Entries with figure data:
>> Start

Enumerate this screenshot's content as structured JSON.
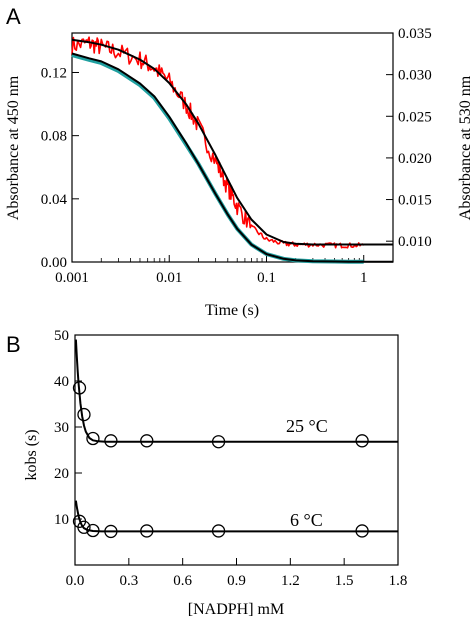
{
  "chart_data": [
    {
      "panel": "A",
      "type": "line",
      "xlabel": "Time (s)",
      "ylabel_left": "Absorbance at 450 nm",
      "ylabel_right": "Absorbance at 530 nm",
      "x_scale": "log",
      "xlim": [
        0.001,
        2
      ],
      "ylim_left": [
        0,
        0.145
      ],
      "ylim_right": [
        0.0075,
        0.035
      ],
      "x_ticks": [
        0.001,
        0.01,
        0.1,
        1
      ],
      "x_tick_labels": [
        "0.001",
        "0.01",
        "0.1",
        "1"
      ],
      "y_ticks_left": [
        0.0,
        0.04,
        0.08,
        0.12
      ],
      "y_tick_labels_left": [
        "0.00",
        "0.04",
        "0.08",
        "0.12"
      ],
      "y_ticks_right": [
        0.01,
        0.015,
        0.02,
        0.025,
        0.03,
        0.035
      ],
      "y_tick_labels_right": [
        "0.010",
        "0.015",
        "0.020",
        "0.025",
        "0.030",
        "0.035"
      ],
      "grid": false,
      "series": [
        {
          "axis": "right",
          "color": "#ff0000",
          "style": "noisy-data",
          "x": [
            0.001,
            0.0015,
            0.002,
            0.003,
            0.005,
            0.007,
            0.01,
            0.015,
            0.02,
            0.03,
            0.04,
            0.05,
            0.07,
            0.1,
            0.15,
            0.2,
            0.3,
            0.5,
            0.7,
            1.0
          ],
          "y": [
            0.0335,
            0.0338,
            0.0333,
            0.0327,
            0.0318,
            0.0308,
            0.0292,
            0.0263,
            0.0238,
            0.0196,
            0.0165,
            0.0142,
            0.0117,
            0.0102,
            0.0097,
            0.0096,
            0.0096,
            0.0095,
            0.0095,
            0.0095
          ]
        },
        {
          "axis": "left",
          "color": "#20a0a0",
          "style": "thick-data",
          "x": [
            0.001,
            0.0015,
            0.002,
            0.003,
            0.005,
            0.007,
            0.01,
            0.015,
            0.02,
            0.03,
            0.04,
            0.05,
            0.07,
            0.1,
            0.15,
            0.2,
            0.3,
            0.5,
            0.7,
            1.0
          ],
          "y": [
            0.131,
            0.128,
            0.126,
            0.121,
            0.112,
            0.104,
            0.091,
            0.074,
            0.062,
            0.043,
            0.03,
            0.021,
            0.011,
            0.005,
            0.002,
            0.001,
            0.0005,
            0.0003,
            0.0002,
            0.0002
          ]
        },
        {
          "axis": "right",
          "color": "#000000",
          "style": "fit",
          "x": [
            0.001,
            0.0015,
            0.002,
            0.003,
            0.005,
            0.007,
            0.01,
            0.015,
            0.02,
            0.03,
            0.04,
            0.05,
            0.07,
            0.1,
            0.15,
            0.2,
            0.3,
            0.5,
            0.7,
            1.0,
            2.0
          ],
          "y": [
            0.0342,
            0.0339,
            0.0336,
            0.033,
            0.0318,
            0.0307,
            0.029,
            0.0264,
            0.0241,
            0.0203,
            0.0174,
            0.0152,
            0.0126,
            0.0108,
            0.0099,
            0.0097,
            0.0096,
            0.0096,
            0.0096,
            0.0096,
            0.0096
          ]
        },
        {
          "axis": "left",
          "color": "#000000",
          "style": "fit",
          "x": [
            0.001,
            0.0015,
            0.002,
            0.003,
            0.005,
            0.007,
            0.01,
            0.015,
            0.02,
            0.03,
            0.04,
            0.05,
            0.07,
            0.1,
            0.15,
            0.2,
            0.3,
            0.5,
            0.7,
            1.0,
            2.0
          ],
          "y": [
            0.132,
            0.129,
            0.127,
            0.122,
            0.113,
            0.105,
            0.092,
            0.075,
            0.062,
            0.043,
            0.03,
            0.021,
            0.011,
            0.005,
            0.002,
            0.001,
            0.0005,
            0.0003,
            0.0002,
            0.0002,
            0.0002
          ]
        }
      ]
    },
    {
      "panel": "B",
      "type": "scatter",
      "xlabel": "[NADPH] mM",
      "ylabel": "kobs (s)",
      "xlim": [
        0,
        1.8
      ],
      "ylim": [
        0,
        50
      ],
      "x_ticks": [
        0,
        0.3,
        0.6,
        0.9,
        1.2,
        1.5,
        1.8
      ],
      "x_tick_labels": [
        "0.0",
        "0.3",
        "0.6",
        "0.9",
        "1.2",
        "1.5",
        "1.8"
      ],
      "y_ticks": [
        10,
        20,
        30,
        40,
        50
      ],
      "y_tick_labels": [
        "10",
        "20",
        "30",
        "40",
        "50"
      ],
      "grid": false,
      "series": [
        {
          "label": "25 °C",
          "points_x": [
            0.025,
            0.05,
            0.1,
            0.2,
            0.4,
            0.8,
            1.6
          ],
          "points_y": [
            38.5,
            32.7,
            27.5,
            27.0,
            27.0,
            26.8,
            27.0
          ],
          "fit_x": [
            0.005,
            0.01,
            0.015,
            0.02,
            0.03,
            0.04,
            0.05,
            0.06,
            0.08,
            0.1,
            0.13,
            0.17,
            0.2,
            0.3,
            0.5,
            1.0,
            1.8
          ],
          "fit_y": [
            49.0,
            45.3,
            42.1,
            39.4,
            35.2,
            32.3,
            30.3,
            29.0,
            27.6,
            27.1,
            26.9,
            26.8,
            26.8,
            26.8,
            26.8,
            26.8,
            26.8
          ]
        },
        {
          "label": "6 °C",
          "points_x": [
            0.025,
            0.05,
            0.1,
            0.2,
            0.4,
            0.8,
            1.6
          ],
          "points_y": [
            9.5,
            8.2,
            7.5,
            7.3,
            7.4,
            7.4,
            7.4
          ],
          "fit_x": [
            0.005,
            0.01,
            0.02,
            0.03,
            0.04,
            0.05,
            0.07,
            0.1,
            0.15,
            0.2,
            0.5,
            1.0,
            1.8
          ],
          "fit_y": [
            14.0,
            12.6,
            10.6,
            9.3,
            8.5,
            8.0,
            7.6,
            7.4,
            7.3,
            7.3,
            7.3,
            7.3,
            7.3
          ]
        }
      ]
    }
  ]
}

>> End

Task to carry out: Leave the pictures out and copy the rest of the data exactly.

The completed task:
Enumerate this screenshot's content as structured JSON.
{
  "chart_data": [
    {
      "panel": "A",
      "type": "line",
      "xlabel": "Time (s)",
      "ylabel_left": "Absorbance at 450 nm",
      "ylabel_right": "Absorbance at 530 nm",
      "x_scale": "log",
      "xlim": [
        0.001,
        2
      ],
      "ylim_left": [
        0,
        0.145
      ],
      "ylim_right": [
        0.0075,
        0.035
      ],
      "x_ticks": [
        0.001,
        0.01,
        0.1,
        1
      ],
      "x_tick_labels": [
        "0.001",
        "0.01",
        "0.1",
        "1"
      ],
      "y_ticks_left": [
        0.0,
        0.04,
        0.08,
        0.12
      ],
      "y_tick_labels_left": [
        "0.00",
        "0.04",
        "0.08",
        "0.12"
      ],
      "y_ticks_right": [
        0.01,
        0.015,
        0.02,
        0.025,
        0.03,
        0.035
      ],
      "y_tick_labels_right": [
        "0.010",
        "0.015",
        "0.020",
        "0.025",
        "0.030",
        "0.035"
      ],
      "grid": false,
      "series": [
        {
          "axis": "right",
          "color": "#ff0000",
          "style": "noisy-data",
          "x": [
            0.001,
            0.0015,
            0.002,
            0.003,
            0.005,
            0.007,
            0.01,
            0.015,
            0.02,
            0.03,
            0.04,
            0.05,
            0.07,
            0.1,
            0.15,
            0.2,
            0.3,
            0.5,
            0.7,
            1.0
          ],
          "y": [
            0.0335,
            0.0338,
            0.0333,
            0.0327,
            0.0318,
            0.0308,
            0.0292,
            0.0263,
            0.0238,
            0.0196,
            0.0165,
            0.0142,
            0.0117,
            0.0102,
            0.0097,
            0.0096,
            0.0096,
            0.0095,
            0.0095,
            0.0095
          ]
        },
        {
          "axis": "left",
          "color": "#20a0a0",
          "style": "thick-data",
          "x": [
            0.001,
            0.0015,
            0.002,
            0.003,
            0.005,
            0.007,
            0.01,
            0.015,
            0.02,
            0.03,
            0.04,
            0.05,
            0.07,
            0.1,
            0.15,
            0.2,
            0.3,
            0.5,
            0.7,
            1.0
          ],
          "y": [
            0.131,
            0.128,
            0.126,
            0.121,
            0.112,
            0.104,
            0.091,
            0.074,
            0.062,
            0.043,
            0.03,
            0.021,
            0.011,
            0.005,
            0.002,
            0.001,
            0.0005,
            0.0003,
            0.0002,
            0.0002
          ]
        },
        {
          "axis": "right",
          "color": "#000000",
          "style": "fit",
          "x": [
            0.001,
            0.0015,
            0.002,
            0.003,
            0.005,
            0.007,
            0.01,
            0.015,
            0.02,
            0.03,
            0.04,
            0.05,
            0.07,
            0.1,
            0.15,
            0.2,
            0.3,
            0.5,
            0.7,
            1.0,
            2.0
          ],
          "y": [
            0.0342,
            0.0339,
            0.0336,
            0.033,
            0.0318,
            0.0307,
            0.029,
            0.0264,
            0.0241,
            0.0203,
            0.0174,
            0.0152,
            0.0126,
            0.0108,
            0.0099,
            0.0097,
            0.0096,
            0.0096,
            0.0096,
            0.0096,
            0.0096
          ]
        },
        {
          "axis": "left",
          "color": "#000000",
          "style": "fit",
          "x": [
            0.001,
            0.0015,
            0.002,
            0.003,
            0.005,
            0.007,
            0.01,
            0.015,
            0.02,
            0.03,
            0.04,
            0.05,
            0.07,
            0.1,
            0.15,
            0.2,
            0.3,
            0.5,
            0.7,
            1.0,
            2.0
          ],
          "y": [
            0.132,
            0.129,
            0.127,
            0.122,
            0.113,
            0.105,
            0.092,
            0.075,
            0.062,
            0.043,
            0.03,
            0.021,
            0.011,
            0.005,
            0.002,
            0.001,
            0.0005,
            0.0003,
            0.0002,
            0.0002,
            0.0002
          ]
        }
      ]
    },
    {
      "panel": "B",
      "type": "scatter",
      "xlabel": "[NADPH] mM",
      "ylabel": "kobs (s)",
      "xlim": [
        0,
        1.8
      ],
      "ylim": [
        0,
        50
      ],
      "x_ticks": [
        0,
        0.3,
        0.6,
        0.9,
        1.2,
        1.5,
        1.8
      ],
      "x_tick_labels": [
        "0.0",
        "0.3",
        "0.6",
        "0.9",
        "1.2",
        "1.5",
        "1.8"
      ],
      "y_ticks": [
        10,
        20,
        30,
        40,
        50
      ],
      "y_tick_labels": [
        "10",
        "20",
        "30",
        "40",
        "50"
      ],
      "grid": false,
      "series": [
        {
          "label": "25 °C",
          "points_x": [
            0.025,
            0.05,
            0.1,
            0.2,
            0.4,
            0.8,
            1.6
          ],
          "points_y": [
            38.5,
            32.7,
            27.5,
            27.0,
            27.0,
            26.8,
            27.0
          ],
          "fit_x": [
            0.005,
            0.01,
            0.015,
            0.02,
            0.03,
            0.04,
            0.05,
            0.06,
            0.08,
            0.1,
            0.13,
            0.17,
            0.2,
            0.3,
            0.5,
            1.0,
            1.8
          ],
          "fit_y": [
            49.0,
            45.3,
            42.1,
            39.4,
            35.2,
            32.3,
            30.3,
            29.0,
            27.6,
            27.1,
            26.9,
            26.8,
            26.8,
            26.8,
            26.8,
            26.8,
            26.8
          ]
        },
        {
          "label": "6 °C",
          "points_x": [
            0.025,
            0.05,
            0.1,
            0.2,
            0.4,
            0.8,
            1.6
          ],
          "points_y": [
            9.5,
            8.2,
            7.5,
            7.3,
            7.4,
            7.4,
            7.4
          ],
          "fit_x": [
            0.005,
            0.01,
            0.02,
            0.03,
            0.04,
            0.05,
            0.07,
            0.1,
            0.15,
            0.2,
            0.5,
            1.0,
            1.8
          ],
          "fit_y": [
            14.0,
            12.6,
            10.6,
            9.3,
            8.5,
            8.0,
            7.6,
            7.4,
            7.3,
            7.3,
            7.3,
            7.3,
            7.3
          ]
        }
      ]
    }
  ]
}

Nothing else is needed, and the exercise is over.